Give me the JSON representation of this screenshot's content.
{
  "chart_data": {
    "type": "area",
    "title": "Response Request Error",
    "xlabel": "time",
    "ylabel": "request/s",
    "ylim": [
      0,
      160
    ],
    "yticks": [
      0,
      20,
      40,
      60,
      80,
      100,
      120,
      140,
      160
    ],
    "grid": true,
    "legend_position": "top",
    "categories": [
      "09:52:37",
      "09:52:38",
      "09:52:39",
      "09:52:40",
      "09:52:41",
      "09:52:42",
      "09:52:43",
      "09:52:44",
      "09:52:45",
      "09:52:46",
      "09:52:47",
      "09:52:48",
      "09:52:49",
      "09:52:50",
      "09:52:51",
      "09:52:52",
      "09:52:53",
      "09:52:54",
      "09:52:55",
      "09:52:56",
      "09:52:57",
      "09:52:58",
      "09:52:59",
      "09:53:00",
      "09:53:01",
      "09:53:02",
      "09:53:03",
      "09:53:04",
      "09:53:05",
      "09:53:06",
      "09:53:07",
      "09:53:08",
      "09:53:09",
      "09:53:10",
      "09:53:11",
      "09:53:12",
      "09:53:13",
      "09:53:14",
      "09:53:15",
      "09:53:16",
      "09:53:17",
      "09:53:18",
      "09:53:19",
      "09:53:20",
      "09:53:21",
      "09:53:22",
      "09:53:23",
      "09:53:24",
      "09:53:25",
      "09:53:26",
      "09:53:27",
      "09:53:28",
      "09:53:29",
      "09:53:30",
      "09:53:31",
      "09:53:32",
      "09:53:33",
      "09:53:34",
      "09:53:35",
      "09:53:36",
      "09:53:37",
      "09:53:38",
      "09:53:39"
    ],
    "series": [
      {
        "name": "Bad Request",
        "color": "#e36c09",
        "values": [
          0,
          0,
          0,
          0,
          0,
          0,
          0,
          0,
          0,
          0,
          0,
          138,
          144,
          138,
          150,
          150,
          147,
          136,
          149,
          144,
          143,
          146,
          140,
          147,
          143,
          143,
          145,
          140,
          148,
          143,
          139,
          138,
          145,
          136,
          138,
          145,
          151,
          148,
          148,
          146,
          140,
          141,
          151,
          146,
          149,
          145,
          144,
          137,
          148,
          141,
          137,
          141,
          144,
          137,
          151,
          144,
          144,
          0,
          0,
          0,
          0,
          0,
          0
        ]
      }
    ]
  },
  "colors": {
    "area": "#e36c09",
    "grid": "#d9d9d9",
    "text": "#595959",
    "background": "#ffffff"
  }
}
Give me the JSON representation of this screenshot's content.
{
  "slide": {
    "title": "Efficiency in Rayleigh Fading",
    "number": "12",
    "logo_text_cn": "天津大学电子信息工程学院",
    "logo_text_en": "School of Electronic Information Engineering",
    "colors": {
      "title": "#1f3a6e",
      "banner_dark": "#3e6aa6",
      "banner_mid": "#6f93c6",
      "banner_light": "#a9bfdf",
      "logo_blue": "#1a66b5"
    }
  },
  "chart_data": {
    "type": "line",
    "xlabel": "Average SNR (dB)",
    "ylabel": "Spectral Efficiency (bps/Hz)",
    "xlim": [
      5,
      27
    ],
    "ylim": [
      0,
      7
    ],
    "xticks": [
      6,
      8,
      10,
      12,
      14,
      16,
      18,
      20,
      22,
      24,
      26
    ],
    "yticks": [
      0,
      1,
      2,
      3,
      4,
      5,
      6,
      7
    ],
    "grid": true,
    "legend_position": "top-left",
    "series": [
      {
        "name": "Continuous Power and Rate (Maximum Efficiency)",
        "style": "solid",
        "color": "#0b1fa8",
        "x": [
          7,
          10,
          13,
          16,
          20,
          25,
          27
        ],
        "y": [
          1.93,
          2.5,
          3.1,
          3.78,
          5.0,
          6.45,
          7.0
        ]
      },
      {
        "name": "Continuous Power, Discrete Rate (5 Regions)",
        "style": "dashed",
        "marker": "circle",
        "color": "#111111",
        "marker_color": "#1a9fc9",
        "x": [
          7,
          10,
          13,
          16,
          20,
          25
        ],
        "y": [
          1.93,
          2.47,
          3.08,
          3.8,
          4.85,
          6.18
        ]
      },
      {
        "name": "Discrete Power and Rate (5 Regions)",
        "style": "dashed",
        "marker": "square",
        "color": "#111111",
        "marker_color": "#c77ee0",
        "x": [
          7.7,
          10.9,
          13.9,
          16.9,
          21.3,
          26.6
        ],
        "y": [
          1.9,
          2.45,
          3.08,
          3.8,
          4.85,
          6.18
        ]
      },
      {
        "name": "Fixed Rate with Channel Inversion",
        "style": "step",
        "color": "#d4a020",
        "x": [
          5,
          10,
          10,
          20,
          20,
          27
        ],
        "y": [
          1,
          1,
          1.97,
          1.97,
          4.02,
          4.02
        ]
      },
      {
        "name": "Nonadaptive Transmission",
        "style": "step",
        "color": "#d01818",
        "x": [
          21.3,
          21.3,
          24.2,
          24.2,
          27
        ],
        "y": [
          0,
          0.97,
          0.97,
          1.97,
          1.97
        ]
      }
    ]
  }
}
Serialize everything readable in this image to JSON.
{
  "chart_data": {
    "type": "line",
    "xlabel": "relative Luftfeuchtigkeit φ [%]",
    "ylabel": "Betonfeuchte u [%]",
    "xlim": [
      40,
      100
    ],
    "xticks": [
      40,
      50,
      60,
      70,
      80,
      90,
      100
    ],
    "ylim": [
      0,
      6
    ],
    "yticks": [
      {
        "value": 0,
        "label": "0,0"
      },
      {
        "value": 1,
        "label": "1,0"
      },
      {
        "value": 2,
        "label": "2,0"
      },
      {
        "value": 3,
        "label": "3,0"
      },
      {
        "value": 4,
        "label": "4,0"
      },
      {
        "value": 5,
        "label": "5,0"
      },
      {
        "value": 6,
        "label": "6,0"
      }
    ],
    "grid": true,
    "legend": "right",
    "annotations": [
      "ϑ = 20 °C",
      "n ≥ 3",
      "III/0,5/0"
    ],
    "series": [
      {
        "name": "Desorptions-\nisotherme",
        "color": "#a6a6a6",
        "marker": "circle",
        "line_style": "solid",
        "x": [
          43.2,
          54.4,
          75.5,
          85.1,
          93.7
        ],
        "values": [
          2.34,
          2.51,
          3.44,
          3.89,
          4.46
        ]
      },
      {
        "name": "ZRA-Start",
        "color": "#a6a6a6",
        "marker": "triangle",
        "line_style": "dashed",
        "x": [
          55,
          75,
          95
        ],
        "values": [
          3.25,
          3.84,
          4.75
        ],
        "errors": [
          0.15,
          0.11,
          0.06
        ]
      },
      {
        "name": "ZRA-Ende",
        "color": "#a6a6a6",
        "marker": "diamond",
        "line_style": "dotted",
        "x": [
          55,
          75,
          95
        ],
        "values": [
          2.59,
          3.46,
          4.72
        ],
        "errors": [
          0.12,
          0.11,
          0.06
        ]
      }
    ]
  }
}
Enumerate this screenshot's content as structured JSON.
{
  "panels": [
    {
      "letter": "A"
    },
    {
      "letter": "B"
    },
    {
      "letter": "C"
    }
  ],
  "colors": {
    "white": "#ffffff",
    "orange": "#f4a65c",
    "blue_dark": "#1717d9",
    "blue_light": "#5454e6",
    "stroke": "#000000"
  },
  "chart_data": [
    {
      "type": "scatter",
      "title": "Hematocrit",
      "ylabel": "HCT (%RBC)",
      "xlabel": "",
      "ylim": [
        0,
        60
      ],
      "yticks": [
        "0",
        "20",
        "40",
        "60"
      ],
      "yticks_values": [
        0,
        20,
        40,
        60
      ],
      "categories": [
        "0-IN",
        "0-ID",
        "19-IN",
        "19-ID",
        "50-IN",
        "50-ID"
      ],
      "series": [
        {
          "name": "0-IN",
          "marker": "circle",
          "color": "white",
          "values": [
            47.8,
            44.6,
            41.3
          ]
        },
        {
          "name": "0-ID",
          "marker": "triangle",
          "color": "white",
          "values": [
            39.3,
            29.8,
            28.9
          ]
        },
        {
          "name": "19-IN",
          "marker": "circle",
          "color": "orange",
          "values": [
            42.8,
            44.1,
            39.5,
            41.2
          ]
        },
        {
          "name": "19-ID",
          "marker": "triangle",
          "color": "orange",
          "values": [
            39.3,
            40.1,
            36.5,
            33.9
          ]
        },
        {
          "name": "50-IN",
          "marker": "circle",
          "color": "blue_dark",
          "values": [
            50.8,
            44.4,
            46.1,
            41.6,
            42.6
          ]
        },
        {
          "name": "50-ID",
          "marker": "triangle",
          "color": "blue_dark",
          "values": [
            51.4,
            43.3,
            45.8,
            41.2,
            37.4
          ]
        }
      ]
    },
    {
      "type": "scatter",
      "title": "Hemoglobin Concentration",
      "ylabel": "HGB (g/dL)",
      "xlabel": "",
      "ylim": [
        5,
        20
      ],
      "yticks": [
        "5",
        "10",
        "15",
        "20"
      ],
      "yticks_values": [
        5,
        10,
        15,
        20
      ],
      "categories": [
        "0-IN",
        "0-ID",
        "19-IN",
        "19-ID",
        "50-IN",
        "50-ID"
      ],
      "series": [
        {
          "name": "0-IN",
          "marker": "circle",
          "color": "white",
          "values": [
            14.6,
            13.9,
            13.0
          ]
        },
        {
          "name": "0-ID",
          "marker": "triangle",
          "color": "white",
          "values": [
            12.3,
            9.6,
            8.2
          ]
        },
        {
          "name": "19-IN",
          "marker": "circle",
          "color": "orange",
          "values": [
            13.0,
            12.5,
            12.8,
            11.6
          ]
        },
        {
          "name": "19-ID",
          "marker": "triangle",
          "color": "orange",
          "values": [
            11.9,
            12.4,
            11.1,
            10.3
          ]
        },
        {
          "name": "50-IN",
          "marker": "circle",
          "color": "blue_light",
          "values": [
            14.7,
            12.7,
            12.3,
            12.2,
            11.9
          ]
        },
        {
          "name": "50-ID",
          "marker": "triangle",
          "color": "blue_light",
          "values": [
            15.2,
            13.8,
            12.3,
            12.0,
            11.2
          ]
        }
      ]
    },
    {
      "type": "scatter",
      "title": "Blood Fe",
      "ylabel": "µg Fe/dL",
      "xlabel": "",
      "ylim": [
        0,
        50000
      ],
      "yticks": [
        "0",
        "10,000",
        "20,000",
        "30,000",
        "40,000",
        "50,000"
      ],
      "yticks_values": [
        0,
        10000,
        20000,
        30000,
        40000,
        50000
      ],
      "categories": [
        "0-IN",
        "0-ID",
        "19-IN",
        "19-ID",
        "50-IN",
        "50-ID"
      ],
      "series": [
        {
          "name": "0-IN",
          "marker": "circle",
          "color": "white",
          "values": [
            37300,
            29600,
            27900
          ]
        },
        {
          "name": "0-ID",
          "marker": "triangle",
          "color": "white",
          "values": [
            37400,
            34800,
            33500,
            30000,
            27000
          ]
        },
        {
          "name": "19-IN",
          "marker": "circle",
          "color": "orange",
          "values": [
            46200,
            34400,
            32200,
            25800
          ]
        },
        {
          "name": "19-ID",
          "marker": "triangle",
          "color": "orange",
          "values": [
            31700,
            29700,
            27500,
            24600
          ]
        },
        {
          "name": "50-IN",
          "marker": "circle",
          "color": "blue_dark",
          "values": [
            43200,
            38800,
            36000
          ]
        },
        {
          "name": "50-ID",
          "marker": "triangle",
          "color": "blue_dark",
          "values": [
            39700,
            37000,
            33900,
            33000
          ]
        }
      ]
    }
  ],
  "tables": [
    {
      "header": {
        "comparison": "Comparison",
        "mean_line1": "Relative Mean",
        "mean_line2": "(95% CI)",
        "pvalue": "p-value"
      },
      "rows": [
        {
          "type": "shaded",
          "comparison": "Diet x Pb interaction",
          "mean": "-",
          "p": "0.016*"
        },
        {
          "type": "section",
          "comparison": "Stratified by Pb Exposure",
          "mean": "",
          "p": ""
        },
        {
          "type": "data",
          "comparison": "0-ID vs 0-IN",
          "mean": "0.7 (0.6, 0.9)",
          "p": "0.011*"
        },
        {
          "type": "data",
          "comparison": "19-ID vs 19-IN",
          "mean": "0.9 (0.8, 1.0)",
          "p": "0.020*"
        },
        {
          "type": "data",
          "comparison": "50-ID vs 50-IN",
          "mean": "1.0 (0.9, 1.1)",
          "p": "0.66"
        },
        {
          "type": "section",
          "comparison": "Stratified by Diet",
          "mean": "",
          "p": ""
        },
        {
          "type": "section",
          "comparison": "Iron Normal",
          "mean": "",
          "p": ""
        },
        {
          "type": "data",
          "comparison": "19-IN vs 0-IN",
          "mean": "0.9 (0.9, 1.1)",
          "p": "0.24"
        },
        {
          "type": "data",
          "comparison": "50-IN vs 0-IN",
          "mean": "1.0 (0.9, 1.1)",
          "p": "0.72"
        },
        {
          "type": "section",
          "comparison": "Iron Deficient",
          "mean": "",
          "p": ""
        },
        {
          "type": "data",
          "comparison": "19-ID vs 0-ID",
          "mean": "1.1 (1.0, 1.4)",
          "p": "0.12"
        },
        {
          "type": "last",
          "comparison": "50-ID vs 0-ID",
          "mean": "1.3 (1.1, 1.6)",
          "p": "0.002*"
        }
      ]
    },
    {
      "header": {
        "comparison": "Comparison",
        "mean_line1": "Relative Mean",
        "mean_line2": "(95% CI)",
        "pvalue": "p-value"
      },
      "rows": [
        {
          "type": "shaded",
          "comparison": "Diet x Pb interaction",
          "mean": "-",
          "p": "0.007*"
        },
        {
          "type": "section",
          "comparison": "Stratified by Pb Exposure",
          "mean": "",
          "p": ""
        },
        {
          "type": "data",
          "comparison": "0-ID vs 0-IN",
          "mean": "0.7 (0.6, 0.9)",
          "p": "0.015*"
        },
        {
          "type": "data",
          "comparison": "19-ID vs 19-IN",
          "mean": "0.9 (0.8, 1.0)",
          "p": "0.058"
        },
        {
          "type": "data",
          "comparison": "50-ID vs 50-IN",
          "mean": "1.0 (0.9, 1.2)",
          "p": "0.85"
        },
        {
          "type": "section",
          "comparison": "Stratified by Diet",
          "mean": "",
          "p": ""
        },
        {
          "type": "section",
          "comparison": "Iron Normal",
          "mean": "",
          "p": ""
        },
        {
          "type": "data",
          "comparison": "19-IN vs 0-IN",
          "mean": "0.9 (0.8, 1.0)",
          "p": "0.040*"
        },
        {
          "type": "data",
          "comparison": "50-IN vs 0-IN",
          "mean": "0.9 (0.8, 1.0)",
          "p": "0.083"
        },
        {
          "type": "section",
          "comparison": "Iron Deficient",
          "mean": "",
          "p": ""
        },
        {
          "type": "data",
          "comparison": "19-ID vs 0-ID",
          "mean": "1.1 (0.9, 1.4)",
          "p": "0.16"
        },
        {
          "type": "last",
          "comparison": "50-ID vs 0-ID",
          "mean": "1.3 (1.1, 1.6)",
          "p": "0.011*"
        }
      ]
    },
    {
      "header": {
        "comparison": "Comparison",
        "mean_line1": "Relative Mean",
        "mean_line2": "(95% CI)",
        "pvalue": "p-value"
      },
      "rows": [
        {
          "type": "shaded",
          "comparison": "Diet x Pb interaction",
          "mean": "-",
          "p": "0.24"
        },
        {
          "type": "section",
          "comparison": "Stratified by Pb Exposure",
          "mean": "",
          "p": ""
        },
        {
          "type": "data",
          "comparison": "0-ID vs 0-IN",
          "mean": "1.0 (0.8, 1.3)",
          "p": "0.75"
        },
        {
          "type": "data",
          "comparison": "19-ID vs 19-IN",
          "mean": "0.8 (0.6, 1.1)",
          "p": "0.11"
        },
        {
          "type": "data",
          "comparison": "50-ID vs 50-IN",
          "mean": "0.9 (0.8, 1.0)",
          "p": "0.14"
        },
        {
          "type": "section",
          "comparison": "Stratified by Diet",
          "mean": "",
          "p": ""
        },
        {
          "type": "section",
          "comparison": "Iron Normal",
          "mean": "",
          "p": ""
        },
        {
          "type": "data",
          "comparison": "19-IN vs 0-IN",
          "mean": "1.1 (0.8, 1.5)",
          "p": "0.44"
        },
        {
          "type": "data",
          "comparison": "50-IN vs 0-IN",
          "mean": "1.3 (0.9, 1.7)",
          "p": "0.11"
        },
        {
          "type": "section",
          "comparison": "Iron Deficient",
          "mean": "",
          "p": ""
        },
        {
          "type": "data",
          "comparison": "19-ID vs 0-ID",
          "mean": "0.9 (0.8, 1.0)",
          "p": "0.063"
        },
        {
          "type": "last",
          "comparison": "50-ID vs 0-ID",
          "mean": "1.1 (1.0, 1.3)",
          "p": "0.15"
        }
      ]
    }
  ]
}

=======

(INSTRUCTION):
Identify the lines in the entries that hold "Regions" and return each one.

(EXPECTED ANSWER):
        "name": "Continuous Power, Discrete Rate (5 Regions)",
        "name": "Discrete Power and Rate (5 Regions)",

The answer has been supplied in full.